__EXERCISE DIRECTIONS__
Look through the material below for "履行受教育的义务". Copy every line that contains it.
─── MATERIAL SHOWN
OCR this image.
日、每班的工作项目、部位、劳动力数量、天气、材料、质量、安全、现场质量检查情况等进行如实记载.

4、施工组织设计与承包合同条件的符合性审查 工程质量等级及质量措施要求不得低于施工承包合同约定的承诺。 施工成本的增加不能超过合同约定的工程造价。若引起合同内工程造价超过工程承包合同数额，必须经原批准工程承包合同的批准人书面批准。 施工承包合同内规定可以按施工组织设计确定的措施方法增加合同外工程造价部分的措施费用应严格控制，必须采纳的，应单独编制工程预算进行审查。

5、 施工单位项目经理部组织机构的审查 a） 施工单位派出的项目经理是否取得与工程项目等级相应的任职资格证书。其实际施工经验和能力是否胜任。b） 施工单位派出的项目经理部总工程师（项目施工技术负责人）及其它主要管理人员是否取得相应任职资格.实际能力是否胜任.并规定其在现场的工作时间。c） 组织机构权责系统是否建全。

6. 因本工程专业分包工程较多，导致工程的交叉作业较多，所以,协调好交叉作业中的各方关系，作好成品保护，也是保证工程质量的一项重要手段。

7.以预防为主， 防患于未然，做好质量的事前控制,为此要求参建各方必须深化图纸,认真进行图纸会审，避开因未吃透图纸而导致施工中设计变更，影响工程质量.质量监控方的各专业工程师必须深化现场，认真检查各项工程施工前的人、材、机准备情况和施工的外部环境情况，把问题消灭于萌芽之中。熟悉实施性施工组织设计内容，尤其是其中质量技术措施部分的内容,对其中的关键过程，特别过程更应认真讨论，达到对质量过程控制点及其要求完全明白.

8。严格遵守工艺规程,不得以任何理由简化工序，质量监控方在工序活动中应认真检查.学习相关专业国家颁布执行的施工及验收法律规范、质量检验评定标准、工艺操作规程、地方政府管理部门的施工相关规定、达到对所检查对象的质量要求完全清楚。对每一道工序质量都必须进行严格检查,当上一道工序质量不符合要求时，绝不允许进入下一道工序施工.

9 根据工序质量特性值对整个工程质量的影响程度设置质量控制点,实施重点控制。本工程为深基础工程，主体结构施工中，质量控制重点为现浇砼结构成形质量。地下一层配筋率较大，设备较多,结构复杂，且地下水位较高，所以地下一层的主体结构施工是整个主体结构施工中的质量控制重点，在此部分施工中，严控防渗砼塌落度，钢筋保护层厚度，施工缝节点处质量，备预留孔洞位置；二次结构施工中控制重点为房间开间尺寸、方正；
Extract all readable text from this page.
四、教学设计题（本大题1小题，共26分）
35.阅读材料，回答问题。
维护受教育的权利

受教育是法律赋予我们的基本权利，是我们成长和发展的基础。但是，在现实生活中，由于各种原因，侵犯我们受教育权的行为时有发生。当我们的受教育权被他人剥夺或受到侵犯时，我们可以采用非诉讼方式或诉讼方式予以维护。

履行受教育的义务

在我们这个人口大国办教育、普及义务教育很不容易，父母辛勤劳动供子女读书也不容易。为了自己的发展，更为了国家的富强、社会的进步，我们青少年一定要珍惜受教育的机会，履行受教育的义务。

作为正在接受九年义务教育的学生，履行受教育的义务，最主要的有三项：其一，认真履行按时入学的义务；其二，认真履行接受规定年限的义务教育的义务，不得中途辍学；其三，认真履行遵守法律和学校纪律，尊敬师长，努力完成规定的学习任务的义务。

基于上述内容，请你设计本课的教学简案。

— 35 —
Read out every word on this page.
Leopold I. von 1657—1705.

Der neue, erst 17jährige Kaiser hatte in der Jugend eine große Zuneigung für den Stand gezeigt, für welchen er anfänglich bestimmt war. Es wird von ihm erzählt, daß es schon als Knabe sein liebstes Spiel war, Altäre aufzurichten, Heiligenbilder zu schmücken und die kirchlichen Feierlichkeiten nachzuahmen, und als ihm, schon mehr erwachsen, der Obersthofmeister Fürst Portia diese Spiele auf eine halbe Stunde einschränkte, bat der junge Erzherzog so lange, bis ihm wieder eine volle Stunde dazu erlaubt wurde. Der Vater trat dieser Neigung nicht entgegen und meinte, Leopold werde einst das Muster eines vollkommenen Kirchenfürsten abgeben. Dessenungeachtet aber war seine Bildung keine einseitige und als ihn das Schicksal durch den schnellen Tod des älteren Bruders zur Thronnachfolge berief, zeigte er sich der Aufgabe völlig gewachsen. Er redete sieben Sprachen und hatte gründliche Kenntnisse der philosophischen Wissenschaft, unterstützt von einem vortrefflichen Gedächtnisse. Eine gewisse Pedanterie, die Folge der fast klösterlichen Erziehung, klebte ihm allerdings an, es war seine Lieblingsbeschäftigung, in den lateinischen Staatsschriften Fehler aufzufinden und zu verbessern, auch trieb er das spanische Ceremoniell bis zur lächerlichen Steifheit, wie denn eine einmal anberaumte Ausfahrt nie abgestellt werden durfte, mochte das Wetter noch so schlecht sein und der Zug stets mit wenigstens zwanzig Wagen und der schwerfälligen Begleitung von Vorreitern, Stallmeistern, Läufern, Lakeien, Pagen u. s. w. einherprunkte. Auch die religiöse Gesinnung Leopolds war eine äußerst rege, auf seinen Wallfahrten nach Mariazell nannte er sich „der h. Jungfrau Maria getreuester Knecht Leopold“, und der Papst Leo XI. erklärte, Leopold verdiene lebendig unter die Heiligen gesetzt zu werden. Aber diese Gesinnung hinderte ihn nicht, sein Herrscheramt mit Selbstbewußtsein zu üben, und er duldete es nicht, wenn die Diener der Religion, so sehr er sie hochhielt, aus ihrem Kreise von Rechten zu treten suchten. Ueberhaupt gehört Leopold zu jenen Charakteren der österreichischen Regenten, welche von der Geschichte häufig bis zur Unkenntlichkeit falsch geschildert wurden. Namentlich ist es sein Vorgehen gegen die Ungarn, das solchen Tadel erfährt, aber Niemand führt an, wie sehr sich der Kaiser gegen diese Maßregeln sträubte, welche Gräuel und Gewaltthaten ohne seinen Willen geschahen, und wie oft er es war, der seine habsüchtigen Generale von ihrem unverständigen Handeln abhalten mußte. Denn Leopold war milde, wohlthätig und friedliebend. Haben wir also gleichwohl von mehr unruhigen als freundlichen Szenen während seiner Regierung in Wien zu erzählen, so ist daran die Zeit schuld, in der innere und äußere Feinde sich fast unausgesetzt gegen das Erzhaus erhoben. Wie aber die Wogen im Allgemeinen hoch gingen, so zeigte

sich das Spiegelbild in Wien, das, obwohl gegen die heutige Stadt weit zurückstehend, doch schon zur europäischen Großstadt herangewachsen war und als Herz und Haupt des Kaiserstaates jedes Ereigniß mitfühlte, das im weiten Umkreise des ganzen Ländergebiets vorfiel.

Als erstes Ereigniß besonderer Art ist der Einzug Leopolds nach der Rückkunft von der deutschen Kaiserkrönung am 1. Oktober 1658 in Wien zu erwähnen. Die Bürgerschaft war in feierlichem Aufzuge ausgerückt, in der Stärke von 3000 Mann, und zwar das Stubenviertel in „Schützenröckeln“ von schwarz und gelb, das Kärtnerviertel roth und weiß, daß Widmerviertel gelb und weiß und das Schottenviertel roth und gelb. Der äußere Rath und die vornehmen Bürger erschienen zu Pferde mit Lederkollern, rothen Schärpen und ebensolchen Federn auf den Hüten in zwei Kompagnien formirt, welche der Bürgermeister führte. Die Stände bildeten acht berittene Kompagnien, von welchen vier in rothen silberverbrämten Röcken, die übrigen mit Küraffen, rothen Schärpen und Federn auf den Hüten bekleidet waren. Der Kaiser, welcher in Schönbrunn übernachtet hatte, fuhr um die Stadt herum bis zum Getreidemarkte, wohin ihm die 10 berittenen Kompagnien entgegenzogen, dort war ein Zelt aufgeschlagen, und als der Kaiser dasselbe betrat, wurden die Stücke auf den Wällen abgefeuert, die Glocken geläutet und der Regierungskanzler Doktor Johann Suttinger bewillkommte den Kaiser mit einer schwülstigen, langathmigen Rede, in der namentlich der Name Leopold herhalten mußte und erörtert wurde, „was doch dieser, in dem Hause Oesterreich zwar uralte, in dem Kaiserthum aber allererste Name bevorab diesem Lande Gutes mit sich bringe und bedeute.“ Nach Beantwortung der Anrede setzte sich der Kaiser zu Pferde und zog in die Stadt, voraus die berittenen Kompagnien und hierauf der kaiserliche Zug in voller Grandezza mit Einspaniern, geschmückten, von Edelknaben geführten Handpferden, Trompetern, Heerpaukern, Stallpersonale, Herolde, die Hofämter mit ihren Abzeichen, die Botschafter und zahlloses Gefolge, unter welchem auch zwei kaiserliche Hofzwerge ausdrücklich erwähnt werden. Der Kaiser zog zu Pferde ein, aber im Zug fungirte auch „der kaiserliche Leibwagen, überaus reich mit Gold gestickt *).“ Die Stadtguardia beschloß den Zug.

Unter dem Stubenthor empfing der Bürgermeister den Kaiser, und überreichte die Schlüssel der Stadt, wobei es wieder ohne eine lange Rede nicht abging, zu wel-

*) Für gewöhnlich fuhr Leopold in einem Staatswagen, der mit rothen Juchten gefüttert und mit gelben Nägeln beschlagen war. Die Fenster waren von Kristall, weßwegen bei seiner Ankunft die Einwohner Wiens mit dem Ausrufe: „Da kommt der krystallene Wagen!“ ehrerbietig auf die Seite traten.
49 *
──────
__WRITTEN ANSWER__
履行受教育的义务
在我们这个人口大国办教育、普及义务教育很不容易，父母辛勤劳动供子女读书也不容易。为了自己的发展，更为了国家的富强、社会的进步，我们青少年一定要珍惜受教育的机会，履行受教育的义务。
作为正在接受九年义务教育的学生，履行受教育的义务，最主要的有三项：其一，认真履行按时入学的义务；其二，认真履行接受规定年限的义务教育的义务，不得中途辍学；其三，认真履行遵守法律和学校纪律，尊敬师长，努力完成规定的学习任务的义务。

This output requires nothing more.